» **WHAT IS NEEDED**
Write out, precisely and in full, each line of the material.

========================================================================

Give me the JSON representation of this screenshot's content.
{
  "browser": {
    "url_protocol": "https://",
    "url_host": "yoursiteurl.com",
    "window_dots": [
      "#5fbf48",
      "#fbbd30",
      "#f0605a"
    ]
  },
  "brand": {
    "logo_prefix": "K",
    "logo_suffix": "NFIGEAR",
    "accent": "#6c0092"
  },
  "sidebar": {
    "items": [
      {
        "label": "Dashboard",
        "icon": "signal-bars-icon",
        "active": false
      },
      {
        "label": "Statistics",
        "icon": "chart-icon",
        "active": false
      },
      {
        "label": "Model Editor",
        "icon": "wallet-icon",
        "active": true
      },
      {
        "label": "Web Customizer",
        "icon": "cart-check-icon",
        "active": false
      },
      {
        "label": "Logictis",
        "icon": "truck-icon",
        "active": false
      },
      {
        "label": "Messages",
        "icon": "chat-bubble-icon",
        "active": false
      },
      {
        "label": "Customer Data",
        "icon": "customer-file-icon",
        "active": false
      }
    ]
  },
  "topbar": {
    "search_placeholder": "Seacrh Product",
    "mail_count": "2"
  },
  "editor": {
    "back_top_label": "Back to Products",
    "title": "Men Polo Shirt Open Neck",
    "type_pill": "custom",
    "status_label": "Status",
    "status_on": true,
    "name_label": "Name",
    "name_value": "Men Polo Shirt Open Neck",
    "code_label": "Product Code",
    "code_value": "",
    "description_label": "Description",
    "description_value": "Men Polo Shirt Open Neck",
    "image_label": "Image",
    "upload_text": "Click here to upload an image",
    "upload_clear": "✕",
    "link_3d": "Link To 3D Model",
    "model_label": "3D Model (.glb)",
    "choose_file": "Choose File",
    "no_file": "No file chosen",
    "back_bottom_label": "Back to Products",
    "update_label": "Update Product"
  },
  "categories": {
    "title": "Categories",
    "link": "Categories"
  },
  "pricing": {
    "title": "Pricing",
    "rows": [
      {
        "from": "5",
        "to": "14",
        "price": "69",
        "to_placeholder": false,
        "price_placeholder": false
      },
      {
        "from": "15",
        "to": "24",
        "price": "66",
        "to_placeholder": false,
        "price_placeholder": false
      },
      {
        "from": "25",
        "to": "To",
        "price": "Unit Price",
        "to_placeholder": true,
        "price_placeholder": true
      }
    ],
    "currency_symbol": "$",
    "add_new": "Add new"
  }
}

========================================================================

» **RIGHT ANSWER**
Give me the JSON representation of this screenshot's content.
{
  "browser": {
    "url_protocol": "https://",
    "url_host": "yoursiteurl.com",
    "window_dots": [
      "#5fbf48",
      "#fbbd30",
      "#f0605a"
    ]
  },
  "brand": {
    "logo_prefix": "K",
    "logo_suffix": "NFIGEAR",
    "accent": "#6c0092"
  },
  "sidebar": {
    "items": [
      {
        "label": "Dashboard",
        "icon": "signal-bars-icon",
        "active": false
      },
      {
        "label": "Statistics",
        "icon": "chart-icon",
        "active": false
      },
      {
        "label": "Model Editor",
        "icon": "wallet-icon",
        "active": true
      },
      {
        "label": "Web Customizer",
        "icon": "cart-check-icon",
        "active": false
      },
      {
        "label": "Logictis",
        "icon": "truck-icon",
        "active": false
      },
      {
        "label": "Messages",
        "icon": "chat-bubble-icon",
        "active": false
      },
      {
        "label": "Customer Data",
        "icon": "customer-file-icon",
        "active": false
      }
    ]
  },
  "topbar": {
    "search_placeholder": "Seacrh Product",
    "mail_count": "2"
  },
  "editor": {
    "back_top_label": "Back to Products",
    "title": "Men Polo Shirt Open Neck",
    "type_pill": "custom",
    "status_label": "Status",
    "status_on": true,
    "name_label": "Name",
    "name_value": "Men Polo Shirt Open Neck",
    "code_label": "Product Code",
    "code_value": "",
    "description_label": "Description",
    "description_value": "Men Polo Shirt Open Neck",
    "image_label": "Image",
    "upload_text": "Click here to upload an image",
    "upload_clear": "✕",
    "link_3d": "Link To 3D Model",
    "model_label": "3D Model (.glb)",
    "choose_file": "Choose File",
    "no_file": "No file chosen",
    "back_bottom_label": "Back to Products",
    "update_label": "Update Product"
  },
  "categories": {
    "title": "Categories",
    "link": "Categories"
  },
  "pricing": {
    "title": "Pricing",
    "rows": [
      {
        "from": "5",
        "to": "14",
        "price": "69",
        "to_placeholder": false,
        "price_placeholder": false
      },
      {
        "from": "15",
        "to": "24",
        "price": "66",
        "to_placeholder": false,
        "price_placeholder": false
      },
      {
        "from": "25",
        "to": "To",
        "price": "Unit Price",
        "to_placeholder": true,
        "price_placeholder": true
      }
    ],
    "currency_symbol": "$",
    "add_new": "Add new"
  }
}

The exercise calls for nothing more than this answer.